**What is required**
Collect all lines from the records below that include the word "code".

┌─ Material for the task

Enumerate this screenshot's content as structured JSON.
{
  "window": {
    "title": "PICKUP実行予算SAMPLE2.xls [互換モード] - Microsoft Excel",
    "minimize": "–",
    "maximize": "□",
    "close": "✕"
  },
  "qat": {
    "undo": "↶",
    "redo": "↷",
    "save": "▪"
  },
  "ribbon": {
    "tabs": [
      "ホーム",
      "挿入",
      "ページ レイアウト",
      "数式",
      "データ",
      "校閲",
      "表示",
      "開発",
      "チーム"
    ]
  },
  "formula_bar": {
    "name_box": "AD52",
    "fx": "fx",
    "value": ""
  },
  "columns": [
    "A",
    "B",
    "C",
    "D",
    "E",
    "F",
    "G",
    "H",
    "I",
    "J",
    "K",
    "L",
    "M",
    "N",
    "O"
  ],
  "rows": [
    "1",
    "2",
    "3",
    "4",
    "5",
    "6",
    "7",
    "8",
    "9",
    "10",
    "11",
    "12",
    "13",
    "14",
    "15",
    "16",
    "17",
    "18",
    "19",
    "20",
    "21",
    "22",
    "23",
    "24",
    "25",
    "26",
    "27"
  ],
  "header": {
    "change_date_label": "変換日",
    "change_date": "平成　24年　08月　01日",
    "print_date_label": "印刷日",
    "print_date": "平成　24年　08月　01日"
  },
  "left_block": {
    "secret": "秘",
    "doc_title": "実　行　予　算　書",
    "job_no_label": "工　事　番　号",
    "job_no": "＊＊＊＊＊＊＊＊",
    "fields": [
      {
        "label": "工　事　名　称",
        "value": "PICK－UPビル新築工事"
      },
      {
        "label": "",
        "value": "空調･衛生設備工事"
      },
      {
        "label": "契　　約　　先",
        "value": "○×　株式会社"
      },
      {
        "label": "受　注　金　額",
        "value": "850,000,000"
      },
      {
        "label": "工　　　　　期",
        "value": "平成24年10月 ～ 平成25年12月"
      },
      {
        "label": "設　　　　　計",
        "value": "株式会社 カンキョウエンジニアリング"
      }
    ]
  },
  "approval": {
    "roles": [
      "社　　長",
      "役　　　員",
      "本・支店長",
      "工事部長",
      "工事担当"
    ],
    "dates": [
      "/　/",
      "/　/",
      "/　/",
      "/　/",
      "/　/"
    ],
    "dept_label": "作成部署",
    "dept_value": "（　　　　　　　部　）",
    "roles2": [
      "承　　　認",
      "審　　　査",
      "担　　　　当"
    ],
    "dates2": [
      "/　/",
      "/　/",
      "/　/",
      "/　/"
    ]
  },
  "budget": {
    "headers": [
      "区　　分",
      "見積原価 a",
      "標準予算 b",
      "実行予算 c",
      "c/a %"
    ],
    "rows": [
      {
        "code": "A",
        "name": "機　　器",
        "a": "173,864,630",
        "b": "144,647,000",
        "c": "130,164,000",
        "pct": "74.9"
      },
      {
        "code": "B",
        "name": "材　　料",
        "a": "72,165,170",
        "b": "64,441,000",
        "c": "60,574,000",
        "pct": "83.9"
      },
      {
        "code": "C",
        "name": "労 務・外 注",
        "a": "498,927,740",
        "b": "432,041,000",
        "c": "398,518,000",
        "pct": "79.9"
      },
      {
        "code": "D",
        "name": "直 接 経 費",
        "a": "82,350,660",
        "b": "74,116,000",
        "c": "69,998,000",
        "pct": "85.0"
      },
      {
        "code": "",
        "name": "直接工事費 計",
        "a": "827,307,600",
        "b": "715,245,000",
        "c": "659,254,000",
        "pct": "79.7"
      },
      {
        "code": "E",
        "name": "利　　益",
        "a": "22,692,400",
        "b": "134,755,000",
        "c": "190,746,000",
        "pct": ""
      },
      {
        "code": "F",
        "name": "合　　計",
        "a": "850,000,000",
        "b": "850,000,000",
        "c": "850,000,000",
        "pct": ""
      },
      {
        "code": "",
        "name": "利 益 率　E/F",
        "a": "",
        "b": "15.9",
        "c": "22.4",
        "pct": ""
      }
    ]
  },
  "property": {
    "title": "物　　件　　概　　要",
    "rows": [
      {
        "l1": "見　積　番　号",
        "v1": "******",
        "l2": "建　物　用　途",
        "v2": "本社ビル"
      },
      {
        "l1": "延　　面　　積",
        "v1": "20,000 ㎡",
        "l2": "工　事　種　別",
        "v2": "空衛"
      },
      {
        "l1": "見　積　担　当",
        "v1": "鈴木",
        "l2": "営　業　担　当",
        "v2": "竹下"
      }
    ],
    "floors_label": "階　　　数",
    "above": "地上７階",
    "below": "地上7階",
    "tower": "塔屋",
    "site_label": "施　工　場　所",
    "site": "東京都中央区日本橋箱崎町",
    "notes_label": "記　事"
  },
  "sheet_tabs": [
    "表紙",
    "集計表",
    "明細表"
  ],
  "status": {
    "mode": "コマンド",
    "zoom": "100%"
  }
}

└─

**Correct result**
        "code": "A",
        "code": "B",
        "code": "C",
        "code": "D",
        "code": "",
        "code": "E",
        "code": "F",
        "code": "",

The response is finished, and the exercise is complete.